TO DO | All records below must be retyped exactly.

ENTRIES PROVIDED |
○ ○ ○ ○ ○ ○ ○
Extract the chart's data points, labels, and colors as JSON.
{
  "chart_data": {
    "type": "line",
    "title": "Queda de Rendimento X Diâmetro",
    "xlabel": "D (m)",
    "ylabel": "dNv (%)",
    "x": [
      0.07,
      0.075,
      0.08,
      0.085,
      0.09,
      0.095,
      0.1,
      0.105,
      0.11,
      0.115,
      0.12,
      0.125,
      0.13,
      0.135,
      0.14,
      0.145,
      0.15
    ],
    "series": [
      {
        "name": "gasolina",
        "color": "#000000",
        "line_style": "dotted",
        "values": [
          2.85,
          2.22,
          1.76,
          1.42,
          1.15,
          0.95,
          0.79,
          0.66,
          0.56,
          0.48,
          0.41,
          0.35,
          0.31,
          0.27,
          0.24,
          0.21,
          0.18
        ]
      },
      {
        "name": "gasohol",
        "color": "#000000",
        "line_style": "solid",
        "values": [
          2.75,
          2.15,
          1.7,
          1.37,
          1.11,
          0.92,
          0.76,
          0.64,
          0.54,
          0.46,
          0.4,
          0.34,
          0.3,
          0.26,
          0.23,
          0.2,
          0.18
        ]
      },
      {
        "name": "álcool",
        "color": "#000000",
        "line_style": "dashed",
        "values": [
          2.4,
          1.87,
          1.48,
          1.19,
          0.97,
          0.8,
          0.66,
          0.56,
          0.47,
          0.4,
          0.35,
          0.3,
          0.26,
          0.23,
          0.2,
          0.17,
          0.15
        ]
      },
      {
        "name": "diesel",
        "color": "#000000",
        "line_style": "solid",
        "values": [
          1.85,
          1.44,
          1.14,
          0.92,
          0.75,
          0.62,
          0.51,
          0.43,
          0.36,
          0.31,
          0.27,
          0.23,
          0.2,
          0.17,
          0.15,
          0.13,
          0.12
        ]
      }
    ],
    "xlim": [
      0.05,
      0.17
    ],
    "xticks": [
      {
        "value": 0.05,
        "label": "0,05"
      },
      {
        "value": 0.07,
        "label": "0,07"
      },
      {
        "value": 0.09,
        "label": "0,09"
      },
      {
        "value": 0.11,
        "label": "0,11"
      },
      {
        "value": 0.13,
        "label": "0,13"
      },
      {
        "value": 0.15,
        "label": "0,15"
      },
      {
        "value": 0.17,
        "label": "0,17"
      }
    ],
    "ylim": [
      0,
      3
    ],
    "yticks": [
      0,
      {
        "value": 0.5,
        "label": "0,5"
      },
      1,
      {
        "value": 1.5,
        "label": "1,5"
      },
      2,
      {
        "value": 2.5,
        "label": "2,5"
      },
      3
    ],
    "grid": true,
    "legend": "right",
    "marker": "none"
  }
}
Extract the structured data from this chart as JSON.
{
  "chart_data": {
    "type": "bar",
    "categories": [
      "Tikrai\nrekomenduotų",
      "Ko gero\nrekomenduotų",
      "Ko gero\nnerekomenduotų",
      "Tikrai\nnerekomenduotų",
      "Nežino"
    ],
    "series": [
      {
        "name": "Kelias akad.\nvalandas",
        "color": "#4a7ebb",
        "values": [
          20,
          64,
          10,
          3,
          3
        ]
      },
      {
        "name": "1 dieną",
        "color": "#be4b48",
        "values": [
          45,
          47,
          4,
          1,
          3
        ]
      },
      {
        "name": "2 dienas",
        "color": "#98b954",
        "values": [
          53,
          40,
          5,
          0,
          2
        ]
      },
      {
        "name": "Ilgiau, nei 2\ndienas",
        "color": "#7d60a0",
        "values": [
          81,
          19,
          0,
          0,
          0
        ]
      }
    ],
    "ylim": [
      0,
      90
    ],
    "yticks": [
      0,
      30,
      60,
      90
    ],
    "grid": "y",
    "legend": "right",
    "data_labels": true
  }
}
○ ○ ○ ○ ○ ○ ○
FULL ANSWER |
Extract the chart's data points, labels, and colors as JSON.
{
  "chart_data": {
    "type": "line",
    "title": "Queda de Rendimento X Diâmetro",
    "xlabel": "D (m)",
    "ylabel": "dNv (%)",
    "x": [
      0.07,
      0.075,
      0.08,
      0.085,
      0.09,
      0.095,
      0.1,
      0.105,
      0.11,
      0.115,
      0.12,
      0.125,
      0.13,
      0.135,
      0.14,
      0.145,
      0.15
    ],
    "series": [
      {
        "name": "gasolina",
        "color": "#000000",
        "line_style": "dotted",
        "values": [
          2.85,
          2.22,
          1.76,
          1.42,
          1.15,
          0.95,
          0.79,
          0.66,
          0.56,
          0.48,
          0.41,
          0.35,
          0.31,
          0.27,
          0.24,
          0.21,
          0.18
        ]
      },
      {
        "name": "gasohol",
        "color": "#000000",
        "line_style": "solid",
        "values": [
          2.75,
          2.15,
          1.7,
          1.37,
          1.11,
          0.92,
          0.76,
          0.64,
          0.54,
          0.46,
          0.4,
          0.34,
          0.3,
          0.26,
          0.23,
          0.2,
          0.18
        ]
      },
      {
        "name": "álcool",
        "color": "#000000",
        "line_style": "dashed",
        "values": [
          2.4,
          1.87,
          1.48,
          1.19,
          0.97,
          0.8,
          0.66,
          0.56,
          0.47,
          0.4,
          0.35,
          0.3,
          0.26,
          0.23,
          0.2,
          0.17,
          0.15
        ]
      },
      {
        "name": "diesel",
        "color": "#000000",
        "line_style": "solid",
        "values": [
          1.85,
          1.44,
          1.14,
          0.92,
          0.75,
          0.62,
          0.51,
          0.43,
          0.36,
          0.31,
          0.27,
          0.23,
          0.2,
          0.17,
          0.15,
          0.13,
          0.12
        ]
      }
    ],
    "xlim": [
      0.05,
      0.17
    ],
    "xticks": [
      {
        "value": 0.05,
        "label": "0,05"
      },
      {
        "value": 0.07,
        "label": "0,07"
      },
      {
        "value": 0.09,
        "label": "0,09"
      },
      {
        "value": 0.11,
        "label": "0,11"
      },
      {
        "value": 0.13,
        "label": "0,13"
      },
      {
        "value": 0.15,
        "label": "0,15"
      },
      {
        "value": 0.17,
        "label": "0,17"
      }
    ],
    "ylim": [
      0,
      3
    ],
    "yticks": [
      0,
      {
        "value": 0.5,
        "label": "0,5"
      },
      1,
      {
        "value": 1.5,
        "label": "1,5"
      },
      2,
      {
        "value": 2.5,
        "label": "2,5"
      },
      3
    ],
    "grid": true,
    "legend": "right",
    "marker": "none"
  }
}
Extract the structured data from this chart as JSON.
{
  "chart_data": {
    "type": "bar",
    "categories": [
      "Tikrai\nrekomenduotų",
      "Ko gero\nrekomenduotų",
      "Ko gero\nnerekomenduotų",
      "Tikrai\nnerekomenduotų",
      "Nežino"
    ],
    "series": [
      {
        "name": "Kelias akad.\nvalandas",
        "color": "#4a7ebb",
        "values": [
          20,
          64,
          10,
          3,
          3
        ]
      },
      {
        "name": "1 dieną",
        "color": "#be4b48",
        "values": [
          45,
          47,
          4,
          1,
          3
        ]
      },
      {
        "name": "2 dienas",
        "color": "#98b954",
        "values": [
          53,
          40,
          5,
          0,
          2
        ]
      },
      {
        "name": "Ilgiau, nei 2\ndienas",
        "color": "#7d60a0",
        "values": [
          81,
          19,
          0,
          0,
          0
        ]
      }
    ],
    "ylim": [
      0,
      90
    ],
    "yticks": [
      0,
      30,
      60,
      90
    ],
    "grid": "y",
    "legend": "right",
    "data_labels": true
  }
}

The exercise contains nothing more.